** start of Record extracts **

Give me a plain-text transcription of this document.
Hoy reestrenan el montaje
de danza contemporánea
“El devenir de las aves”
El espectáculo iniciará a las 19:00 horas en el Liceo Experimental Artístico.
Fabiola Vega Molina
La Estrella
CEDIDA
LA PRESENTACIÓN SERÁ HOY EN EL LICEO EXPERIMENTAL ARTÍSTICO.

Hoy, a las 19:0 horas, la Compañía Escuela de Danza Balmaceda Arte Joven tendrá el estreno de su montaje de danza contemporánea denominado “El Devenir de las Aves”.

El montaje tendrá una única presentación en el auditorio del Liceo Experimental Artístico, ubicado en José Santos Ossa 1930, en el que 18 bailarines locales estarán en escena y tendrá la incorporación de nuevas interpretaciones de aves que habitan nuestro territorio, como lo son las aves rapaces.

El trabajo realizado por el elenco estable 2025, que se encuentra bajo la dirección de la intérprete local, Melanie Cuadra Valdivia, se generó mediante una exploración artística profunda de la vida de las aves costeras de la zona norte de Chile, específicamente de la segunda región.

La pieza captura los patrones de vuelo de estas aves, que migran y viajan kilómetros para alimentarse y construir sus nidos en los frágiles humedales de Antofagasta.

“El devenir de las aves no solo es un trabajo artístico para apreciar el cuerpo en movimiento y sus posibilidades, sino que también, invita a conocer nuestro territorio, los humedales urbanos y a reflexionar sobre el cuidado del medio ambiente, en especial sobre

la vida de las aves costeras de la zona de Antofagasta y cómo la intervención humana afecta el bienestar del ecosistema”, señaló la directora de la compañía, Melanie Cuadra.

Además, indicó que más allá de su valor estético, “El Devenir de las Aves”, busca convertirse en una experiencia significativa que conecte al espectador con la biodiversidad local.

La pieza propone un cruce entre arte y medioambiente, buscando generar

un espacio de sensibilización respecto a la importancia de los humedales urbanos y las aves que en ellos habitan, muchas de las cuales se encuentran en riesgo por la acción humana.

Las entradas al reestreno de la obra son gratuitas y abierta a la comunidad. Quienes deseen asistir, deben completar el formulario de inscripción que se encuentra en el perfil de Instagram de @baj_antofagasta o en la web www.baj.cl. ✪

** end of Record extracts **

In the records above, locate each line with the word "urbanos". Copy all such lines.

The output.
“El devenir de las aves no solo es un trabajo artístico para apreciar el cuerpo en movimiento y sus posibilidades, sino que también, invita a conocer nuestro territorio, los humedales urbanos y a reflexionar sobre el cuidado del medio ambiente, en especial sobre
un espacio de sensibilización respecto a la importancia de los humedales urbanos y las aves que en ellos habitan, muchas de las cuales se encuentran en riesgo por la acción humana.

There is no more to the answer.